===== Entries provided =====

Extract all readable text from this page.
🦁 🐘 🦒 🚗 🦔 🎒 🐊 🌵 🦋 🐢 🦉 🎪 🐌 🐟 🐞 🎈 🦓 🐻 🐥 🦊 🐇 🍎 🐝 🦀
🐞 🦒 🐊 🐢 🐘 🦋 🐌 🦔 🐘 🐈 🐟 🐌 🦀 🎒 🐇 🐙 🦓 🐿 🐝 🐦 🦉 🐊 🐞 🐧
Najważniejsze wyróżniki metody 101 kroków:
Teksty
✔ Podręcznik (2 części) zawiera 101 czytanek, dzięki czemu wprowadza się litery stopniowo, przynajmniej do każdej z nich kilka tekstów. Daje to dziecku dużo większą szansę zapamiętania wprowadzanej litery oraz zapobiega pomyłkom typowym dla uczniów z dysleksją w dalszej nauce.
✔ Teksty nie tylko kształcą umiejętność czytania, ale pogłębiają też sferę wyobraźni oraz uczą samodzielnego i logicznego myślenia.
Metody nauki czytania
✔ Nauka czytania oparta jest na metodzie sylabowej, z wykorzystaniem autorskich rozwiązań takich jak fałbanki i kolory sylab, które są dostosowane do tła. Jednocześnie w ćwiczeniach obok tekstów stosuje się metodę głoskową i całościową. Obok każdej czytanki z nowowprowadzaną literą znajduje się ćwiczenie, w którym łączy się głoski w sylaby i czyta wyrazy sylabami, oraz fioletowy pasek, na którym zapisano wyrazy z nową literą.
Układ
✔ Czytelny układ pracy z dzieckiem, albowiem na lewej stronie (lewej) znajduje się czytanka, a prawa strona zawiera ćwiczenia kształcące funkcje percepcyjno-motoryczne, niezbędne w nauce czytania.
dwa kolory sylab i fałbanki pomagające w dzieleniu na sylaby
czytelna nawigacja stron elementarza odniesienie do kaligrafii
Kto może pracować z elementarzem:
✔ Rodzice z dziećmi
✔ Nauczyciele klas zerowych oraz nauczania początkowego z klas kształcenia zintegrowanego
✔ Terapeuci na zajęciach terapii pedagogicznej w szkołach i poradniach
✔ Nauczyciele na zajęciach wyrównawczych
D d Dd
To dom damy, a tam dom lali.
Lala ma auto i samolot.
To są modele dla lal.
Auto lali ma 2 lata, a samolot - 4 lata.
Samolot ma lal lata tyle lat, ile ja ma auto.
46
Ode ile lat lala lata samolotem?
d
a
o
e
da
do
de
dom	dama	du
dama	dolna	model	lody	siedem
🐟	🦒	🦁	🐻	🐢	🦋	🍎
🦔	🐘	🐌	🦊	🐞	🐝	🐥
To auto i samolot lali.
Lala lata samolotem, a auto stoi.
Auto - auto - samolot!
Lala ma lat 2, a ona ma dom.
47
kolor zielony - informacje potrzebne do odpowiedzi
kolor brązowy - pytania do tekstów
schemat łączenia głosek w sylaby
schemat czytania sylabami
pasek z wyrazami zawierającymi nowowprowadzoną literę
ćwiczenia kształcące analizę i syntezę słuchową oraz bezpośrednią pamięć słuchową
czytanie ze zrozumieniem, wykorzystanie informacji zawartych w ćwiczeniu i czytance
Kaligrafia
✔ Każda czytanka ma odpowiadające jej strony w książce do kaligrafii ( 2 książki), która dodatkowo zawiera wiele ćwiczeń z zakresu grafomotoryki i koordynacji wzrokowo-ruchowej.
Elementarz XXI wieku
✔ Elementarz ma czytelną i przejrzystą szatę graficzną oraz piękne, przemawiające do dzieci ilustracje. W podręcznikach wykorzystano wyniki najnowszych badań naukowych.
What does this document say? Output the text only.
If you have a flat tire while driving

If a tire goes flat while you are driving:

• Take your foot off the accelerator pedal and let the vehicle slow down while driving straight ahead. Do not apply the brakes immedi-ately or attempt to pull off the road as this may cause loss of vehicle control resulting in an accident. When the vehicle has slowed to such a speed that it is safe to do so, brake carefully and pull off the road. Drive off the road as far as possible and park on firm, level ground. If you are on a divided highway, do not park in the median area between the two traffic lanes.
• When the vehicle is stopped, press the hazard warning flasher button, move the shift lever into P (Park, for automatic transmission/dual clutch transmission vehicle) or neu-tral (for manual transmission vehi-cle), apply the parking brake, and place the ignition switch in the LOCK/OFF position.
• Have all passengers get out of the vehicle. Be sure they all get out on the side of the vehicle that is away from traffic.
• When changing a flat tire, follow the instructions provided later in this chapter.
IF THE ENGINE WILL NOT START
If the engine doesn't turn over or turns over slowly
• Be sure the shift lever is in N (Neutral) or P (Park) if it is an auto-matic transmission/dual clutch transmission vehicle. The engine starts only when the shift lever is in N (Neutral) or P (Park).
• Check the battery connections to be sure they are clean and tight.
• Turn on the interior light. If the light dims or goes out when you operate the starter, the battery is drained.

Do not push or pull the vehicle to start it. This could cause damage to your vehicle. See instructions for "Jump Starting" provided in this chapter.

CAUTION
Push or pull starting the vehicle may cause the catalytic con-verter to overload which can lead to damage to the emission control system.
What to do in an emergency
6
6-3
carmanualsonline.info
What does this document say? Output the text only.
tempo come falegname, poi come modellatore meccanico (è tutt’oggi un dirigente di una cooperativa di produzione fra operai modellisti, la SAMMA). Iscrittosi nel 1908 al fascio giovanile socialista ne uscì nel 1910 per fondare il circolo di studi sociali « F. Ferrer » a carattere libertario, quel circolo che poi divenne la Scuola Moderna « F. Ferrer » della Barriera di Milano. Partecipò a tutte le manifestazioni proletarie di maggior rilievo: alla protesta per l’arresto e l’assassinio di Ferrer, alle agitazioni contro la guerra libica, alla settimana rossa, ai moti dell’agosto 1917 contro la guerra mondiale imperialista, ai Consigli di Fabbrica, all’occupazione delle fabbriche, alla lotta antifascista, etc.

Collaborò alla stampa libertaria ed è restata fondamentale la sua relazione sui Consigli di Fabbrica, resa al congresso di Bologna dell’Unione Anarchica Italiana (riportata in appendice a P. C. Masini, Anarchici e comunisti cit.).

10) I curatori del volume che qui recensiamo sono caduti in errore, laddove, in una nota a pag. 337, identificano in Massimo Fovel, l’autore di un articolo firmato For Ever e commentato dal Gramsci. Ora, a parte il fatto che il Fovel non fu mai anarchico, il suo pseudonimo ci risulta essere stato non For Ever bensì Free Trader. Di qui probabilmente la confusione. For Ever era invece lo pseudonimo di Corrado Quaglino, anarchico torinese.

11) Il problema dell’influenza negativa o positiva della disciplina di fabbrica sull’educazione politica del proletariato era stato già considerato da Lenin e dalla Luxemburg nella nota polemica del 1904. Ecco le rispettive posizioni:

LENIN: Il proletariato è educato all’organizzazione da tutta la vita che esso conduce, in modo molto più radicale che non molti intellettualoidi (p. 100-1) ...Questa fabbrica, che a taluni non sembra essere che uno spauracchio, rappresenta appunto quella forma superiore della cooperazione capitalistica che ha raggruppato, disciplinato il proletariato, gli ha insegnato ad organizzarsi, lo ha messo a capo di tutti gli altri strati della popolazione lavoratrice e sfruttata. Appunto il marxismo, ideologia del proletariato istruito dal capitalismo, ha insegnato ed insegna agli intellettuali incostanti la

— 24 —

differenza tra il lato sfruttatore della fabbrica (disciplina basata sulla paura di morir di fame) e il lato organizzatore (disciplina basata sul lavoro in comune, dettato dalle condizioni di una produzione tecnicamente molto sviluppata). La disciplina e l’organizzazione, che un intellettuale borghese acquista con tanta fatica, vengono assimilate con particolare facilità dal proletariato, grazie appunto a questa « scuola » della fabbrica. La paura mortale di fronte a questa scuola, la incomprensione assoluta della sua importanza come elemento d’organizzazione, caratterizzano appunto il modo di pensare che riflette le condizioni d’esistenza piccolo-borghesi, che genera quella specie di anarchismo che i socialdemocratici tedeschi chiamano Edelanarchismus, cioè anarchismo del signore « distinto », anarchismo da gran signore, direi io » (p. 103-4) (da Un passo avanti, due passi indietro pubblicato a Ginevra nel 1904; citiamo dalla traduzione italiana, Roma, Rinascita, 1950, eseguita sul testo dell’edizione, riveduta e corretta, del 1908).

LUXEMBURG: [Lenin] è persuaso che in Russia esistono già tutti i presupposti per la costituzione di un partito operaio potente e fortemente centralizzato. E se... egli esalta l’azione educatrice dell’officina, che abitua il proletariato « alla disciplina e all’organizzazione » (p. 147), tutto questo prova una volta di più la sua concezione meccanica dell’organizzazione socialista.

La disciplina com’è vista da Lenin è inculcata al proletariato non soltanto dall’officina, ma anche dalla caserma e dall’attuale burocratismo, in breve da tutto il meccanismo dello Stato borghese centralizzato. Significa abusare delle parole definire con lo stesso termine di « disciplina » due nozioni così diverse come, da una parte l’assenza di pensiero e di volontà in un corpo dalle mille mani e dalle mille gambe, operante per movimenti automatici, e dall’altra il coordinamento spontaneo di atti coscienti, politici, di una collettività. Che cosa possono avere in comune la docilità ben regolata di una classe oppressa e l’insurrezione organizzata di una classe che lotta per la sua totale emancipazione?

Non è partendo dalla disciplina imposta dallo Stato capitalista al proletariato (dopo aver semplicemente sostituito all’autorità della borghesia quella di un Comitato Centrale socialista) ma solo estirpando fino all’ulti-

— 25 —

=====

# [Exercise directions]
Copy out every line in the listing where the word "kolory" appears.

# [Answer for this exercise]
✔ Nauka czytania oparta jest na metodzie sylabowej, z wykorzystaniem autorskich rozwiązań takich jak fałbanki i kolory sylab, które są dostosowane do tła. Jednocześnie w ćwiczeniach obok tekstów stosuje się metodę głoskową i całościową. Obok każdej czytanki z nowowprowadzaną literą znajduje się ćwiczenie, w którym łączy się głoski w sylaby i czyta wyrazy sylabami, oraz fioletowy pasek, na którym zapisano wyrazy z nową literą.
dwa kolory sylab i fałbanki pomagające w dzieleniu na sylaby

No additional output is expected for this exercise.